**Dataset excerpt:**

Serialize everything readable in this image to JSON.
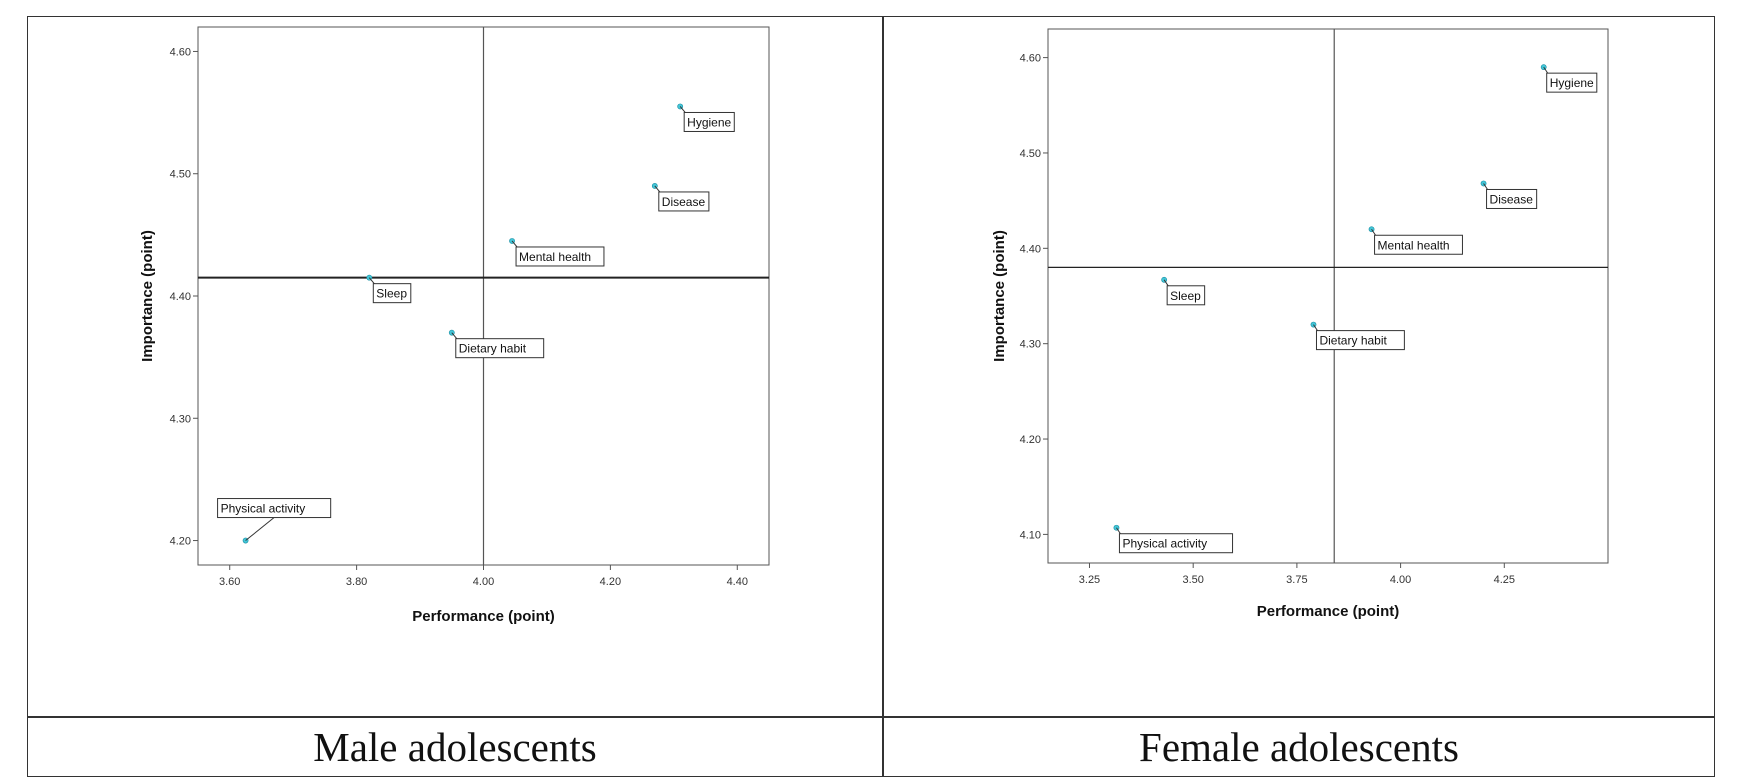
{
  "panels": [
    {
      "caption": "Male adolescents"
    },
    {
      "caption": "Female adolescents"
    }
  ],
  "chart_data": [
    {
      "type": "scatter",
      "title": "",
      "caption": "Male adolescents",
      "xlabel": "Performance (point)",
      "ylabel": "Importance (point)",
      "xlim": [
        3.55,
        4.45
      ],
      "ylim": [
        4.18,
        4.62
      ],
      "xticks": [
        "3.60",
        "3.80",
        "4.00",
        "4.20",
        "4.40"
      ],
      "yticks": [
        "4.20",
        "4.30",
        "4.40",
        "4.50",
        "4.60"
      ],
      "reference_lines": {
        "x": 4.0,
        "y": 4.415
      },
      "grid": false,
      "point_color": "#43c6d8",
      "points": [
        {
          "label": "Hygiene",
          "x": 4.31,
          "y": 4.555
        },
        {
          "label": "Disease",
          "x": 4.27,
          "y": 4.49
        },
        {
          "label": "Mental health",
          "x": 4.045,
          "y": 4.445
        },
        {
          "label": "Sleep",
          "x": 3.82,
          "y": 4.415
        },
        {
          "label": "Dietary habit",
          "x": 3.95,
          "y": 4.37
        },
        {
          "label": "Physical activity",
          "x": 3.625,
          "y": 4.2
        }
      ]
    },
    {
      "type": "scatter",
      "title": "",
      "caption": "Female adolescents",
      "xlabel": "Performance (point)",
      "ylabel": "Importance (point)",
      "xlim": [
        3.15,
        4.5
      ],
      "ylim": [
        4.07,
        4.63
      ],
      "xticks": [
        "3.25",
        "3.50",
        "3.75",
        "4.00",
        "4.25"
      ],
      "yticks": [
        "4.10",
        "4.20",
        "4.30",
        "4.40",
        "4.50",
        "4.60"
      ],
      "reference_lines": {
        "x": 3.84,
        "y": 4.38
      },
      "grid": false,
      "point_color": "#43c6d8",
      "points": [
        {
          "label": "Hygiene",
          "x": 4.345,
          "y": 4.59
        },
        {
          "label": "Disease",
          "x": 4.2,
          "y": 4.468
        },
        {
          "label": "Mental health",
          "x": 3.93,
          "y": 4.42
        },
        {
          "label": "Sleep",
          "x": 3.43,
          "y": 4.367
        },
        {
          "label": "Dietary habit",
          "x": 3.79,
          "y": 4.32
        },
        {
          "label": "Physical activity",
          "x": 3.315,
          "y": 4.107
        }
      ]
    }
  ]
}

**Aim of the exercise:** Copy the entries above faithfully and omit every image.

**The solution:**
Serialize everything readable in this image to JSON.
{
  "panels": [
    {
      "caption": "Male adolescents"
    },
    {
      "caption": "Female adolescents"
    }
  ],
  "chart_data": [
    {
      "type": "scatter",
      "title": "",
      "caption": "Male adolescents",
      "xlabel": "Performance (point)",
      "ylabel": "Importance (point)",
      "xlim": [
        3.55,
        4.45
      ],
      "ylim": [
        4.18,
        4.62
      ],
      "xticks": [
        "3.60",
        "3.80",
        "4.00",
        "4.20",
        "4.40"
      ],
      "yticks": [
        "4.20",
        "4.30",
        "4.40",
        "4.50",
        "4.60"
      ],
      "reference_lines": {
        "x": 4.0,
        "y": 4.415
      },
      "grid": false,
      "point_color": "#43c6d8",
      "points": [
        {
          "label": "Hygiene",
          "x": 4.31,
          "y": 4.555
        },
        {
          "label": "Disease",
          "x": 4.27,
          "y": 4.49
        },
        {
          "label": "Mental health",
          "x": 4.045,
          "y": 4.445
        },
        {
          "label": "Sleep",
          "x": 3.82,
          "y": 4.415
        },
        {
          "label": "Dietary habit",
          "x": 3.95,
          "y": 4.37
        },
        {
          "label": "Physical activity",
          "x": 3.625,
          "y": 4.2
        }
      ]
    },
    {
      "type": "scatter",
      "title": "",
      "caption": "Female adolescents",
      "xlabel": "Performance (point)",
      "ylabel": "Importance (point)",
      "xlim": [
        3.15,
        4.5
      ],
      "ylim": [
        4.07,
        4.63
      ],
      "xticks": [
        "3.25",
        "3.50",
        "3.75",
        "4.00",
        "4.25"
      ],
      "yticks": [
        "4.10",
        "4.20",
        "4.30",
        "4.40",
        "4.50",
        "4.60"
      ],
      "reference_lines": {
        "x": 3.84,
        "y": 4.38
      },
      "grid": false,
      "point_color": "#43c6d8",
      "points": [
        {
          "label": "Hygiene",
          "x": 4.345,
          "y": 4.59
        },
        {
          "label": "Disease",
          "x": 4.2,
          "y": 4.468
        },
        {
          "label": "Mental health",
          "x": 3.93,
          "y": 4.42
        },
        {
          "label": "Sleep",
          "x": 3.43,
          "y": 4.367
        },
        {
          "label": "Dietary habit",
          "x": 3.79,
          "y": 4.32
        },
        {
          "label": "Physical activity",
          "x": 3.315,
          "y": 4.107
        }
      ]
    }
  ]
}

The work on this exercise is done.